(Records excerpted from a collection)

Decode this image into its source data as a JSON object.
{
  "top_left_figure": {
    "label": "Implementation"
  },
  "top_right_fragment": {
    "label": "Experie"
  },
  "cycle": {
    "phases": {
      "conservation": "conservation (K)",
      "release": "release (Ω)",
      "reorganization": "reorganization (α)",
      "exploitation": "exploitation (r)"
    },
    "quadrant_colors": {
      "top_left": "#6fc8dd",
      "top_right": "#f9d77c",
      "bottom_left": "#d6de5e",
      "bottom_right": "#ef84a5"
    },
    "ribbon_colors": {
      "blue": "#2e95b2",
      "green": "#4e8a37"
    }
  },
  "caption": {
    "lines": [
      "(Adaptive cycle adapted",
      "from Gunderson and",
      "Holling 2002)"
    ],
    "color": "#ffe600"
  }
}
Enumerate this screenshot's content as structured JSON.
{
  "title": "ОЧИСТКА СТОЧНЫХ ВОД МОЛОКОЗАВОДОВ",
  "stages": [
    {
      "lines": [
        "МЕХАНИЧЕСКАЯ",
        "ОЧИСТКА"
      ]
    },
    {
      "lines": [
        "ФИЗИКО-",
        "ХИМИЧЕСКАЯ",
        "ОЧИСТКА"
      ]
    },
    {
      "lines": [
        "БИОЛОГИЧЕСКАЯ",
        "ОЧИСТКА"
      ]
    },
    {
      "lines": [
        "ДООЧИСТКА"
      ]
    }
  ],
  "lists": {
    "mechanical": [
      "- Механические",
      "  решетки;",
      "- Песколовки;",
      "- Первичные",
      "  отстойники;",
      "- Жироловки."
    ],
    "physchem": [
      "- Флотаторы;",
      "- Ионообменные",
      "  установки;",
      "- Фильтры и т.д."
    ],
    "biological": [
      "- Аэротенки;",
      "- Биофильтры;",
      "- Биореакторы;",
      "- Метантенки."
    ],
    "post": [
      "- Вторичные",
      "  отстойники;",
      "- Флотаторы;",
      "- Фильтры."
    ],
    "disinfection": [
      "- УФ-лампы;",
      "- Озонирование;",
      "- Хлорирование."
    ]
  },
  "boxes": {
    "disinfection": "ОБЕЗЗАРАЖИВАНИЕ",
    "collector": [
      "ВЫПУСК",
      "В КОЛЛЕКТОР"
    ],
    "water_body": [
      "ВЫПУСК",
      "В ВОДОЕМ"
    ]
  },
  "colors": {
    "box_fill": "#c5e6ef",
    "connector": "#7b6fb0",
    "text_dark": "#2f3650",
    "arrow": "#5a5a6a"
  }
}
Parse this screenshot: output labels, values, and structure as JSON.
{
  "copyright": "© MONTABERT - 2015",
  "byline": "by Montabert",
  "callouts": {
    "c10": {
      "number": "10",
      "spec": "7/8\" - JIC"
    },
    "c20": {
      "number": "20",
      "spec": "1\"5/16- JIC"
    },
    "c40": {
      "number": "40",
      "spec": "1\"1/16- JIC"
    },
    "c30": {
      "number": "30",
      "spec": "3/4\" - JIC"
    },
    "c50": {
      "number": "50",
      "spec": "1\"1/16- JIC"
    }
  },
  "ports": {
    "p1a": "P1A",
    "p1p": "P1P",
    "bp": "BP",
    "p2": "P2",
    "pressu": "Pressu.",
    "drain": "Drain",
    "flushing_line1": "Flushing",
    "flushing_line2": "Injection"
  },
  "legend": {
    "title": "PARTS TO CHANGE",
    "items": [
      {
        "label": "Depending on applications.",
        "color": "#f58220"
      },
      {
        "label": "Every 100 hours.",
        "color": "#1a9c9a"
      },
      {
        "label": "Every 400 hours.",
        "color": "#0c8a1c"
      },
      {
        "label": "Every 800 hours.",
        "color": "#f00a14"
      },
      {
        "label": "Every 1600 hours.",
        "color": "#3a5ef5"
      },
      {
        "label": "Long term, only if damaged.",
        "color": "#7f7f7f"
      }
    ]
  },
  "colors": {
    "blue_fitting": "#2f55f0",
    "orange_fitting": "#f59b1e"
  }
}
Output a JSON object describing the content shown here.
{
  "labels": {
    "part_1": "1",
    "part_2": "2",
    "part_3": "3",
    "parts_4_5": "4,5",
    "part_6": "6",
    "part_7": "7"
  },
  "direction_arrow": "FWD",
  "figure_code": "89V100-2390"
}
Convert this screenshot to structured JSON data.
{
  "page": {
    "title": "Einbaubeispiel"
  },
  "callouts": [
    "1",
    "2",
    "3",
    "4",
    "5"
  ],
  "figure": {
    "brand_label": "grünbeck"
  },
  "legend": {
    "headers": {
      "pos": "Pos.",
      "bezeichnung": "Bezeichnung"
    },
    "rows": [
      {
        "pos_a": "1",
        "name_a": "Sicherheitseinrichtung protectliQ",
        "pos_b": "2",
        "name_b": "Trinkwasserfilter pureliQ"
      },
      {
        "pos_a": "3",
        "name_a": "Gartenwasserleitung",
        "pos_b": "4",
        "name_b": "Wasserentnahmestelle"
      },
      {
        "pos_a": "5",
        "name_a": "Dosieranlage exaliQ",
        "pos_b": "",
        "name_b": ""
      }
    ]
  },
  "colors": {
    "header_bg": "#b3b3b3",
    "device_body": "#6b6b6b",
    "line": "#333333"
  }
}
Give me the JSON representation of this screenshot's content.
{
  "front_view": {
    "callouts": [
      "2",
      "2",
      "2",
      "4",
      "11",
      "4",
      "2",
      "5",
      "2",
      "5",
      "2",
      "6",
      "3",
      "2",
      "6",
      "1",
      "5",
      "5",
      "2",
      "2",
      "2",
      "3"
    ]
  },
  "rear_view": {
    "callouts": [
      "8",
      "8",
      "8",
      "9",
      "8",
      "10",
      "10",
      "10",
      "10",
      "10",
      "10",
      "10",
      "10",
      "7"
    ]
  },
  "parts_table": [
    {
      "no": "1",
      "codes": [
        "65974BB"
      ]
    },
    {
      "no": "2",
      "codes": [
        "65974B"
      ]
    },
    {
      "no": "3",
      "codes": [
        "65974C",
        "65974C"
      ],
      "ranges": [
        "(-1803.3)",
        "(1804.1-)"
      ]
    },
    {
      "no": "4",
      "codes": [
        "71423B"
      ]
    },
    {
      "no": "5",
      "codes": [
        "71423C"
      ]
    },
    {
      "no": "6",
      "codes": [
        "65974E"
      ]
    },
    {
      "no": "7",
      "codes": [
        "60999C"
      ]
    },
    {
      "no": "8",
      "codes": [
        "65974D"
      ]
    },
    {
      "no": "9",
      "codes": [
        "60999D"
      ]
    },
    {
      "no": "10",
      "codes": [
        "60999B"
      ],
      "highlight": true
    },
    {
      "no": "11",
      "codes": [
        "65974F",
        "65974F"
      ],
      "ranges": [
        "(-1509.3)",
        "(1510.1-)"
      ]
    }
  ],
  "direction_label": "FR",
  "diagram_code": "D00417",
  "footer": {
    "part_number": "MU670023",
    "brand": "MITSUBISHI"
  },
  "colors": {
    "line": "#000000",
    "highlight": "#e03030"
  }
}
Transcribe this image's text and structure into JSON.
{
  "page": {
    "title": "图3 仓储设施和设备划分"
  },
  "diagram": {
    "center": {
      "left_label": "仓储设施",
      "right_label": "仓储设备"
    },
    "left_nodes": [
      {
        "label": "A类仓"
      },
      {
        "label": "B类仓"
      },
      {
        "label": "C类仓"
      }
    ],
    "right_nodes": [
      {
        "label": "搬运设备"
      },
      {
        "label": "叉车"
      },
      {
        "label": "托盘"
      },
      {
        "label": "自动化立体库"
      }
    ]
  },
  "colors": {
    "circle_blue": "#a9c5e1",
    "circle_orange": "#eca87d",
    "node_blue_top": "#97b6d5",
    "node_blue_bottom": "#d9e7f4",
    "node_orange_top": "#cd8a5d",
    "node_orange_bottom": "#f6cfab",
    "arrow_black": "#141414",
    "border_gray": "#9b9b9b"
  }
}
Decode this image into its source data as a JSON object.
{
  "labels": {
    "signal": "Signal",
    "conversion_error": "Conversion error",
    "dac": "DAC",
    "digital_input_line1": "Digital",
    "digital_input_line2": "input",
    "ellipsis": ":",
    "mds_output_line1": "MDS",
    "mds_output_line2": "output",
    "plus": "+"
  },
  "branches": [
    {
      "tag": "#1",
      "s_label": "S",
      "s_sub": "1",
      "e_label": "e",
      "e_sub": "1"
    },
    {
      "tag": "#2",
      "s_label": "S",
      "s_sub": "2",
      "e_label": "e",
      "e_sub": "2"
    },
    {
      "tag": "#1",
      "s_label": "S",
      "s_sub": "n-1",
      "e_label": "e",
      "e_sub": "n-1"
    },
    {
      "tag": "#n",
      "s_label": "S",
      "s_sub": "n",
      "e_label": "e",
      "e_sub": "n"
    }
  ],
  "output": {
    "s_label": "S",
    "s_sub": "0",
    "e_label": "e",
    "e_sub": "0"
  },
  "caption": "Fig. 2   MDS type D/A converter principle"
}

AIM OF THE EXERCISE — Gather all lines with the string "title" from the data.

WRITTEN REPLY —
  "title": "ОЧИСТКА СТОЧНЫХ ВОД МОЛОКОЗАВОДОВ",
    "title": "PARTS TO CHANGE",
    "title": "Einbaubeispiel"
    "title": "图3 仓储设施和设备划分"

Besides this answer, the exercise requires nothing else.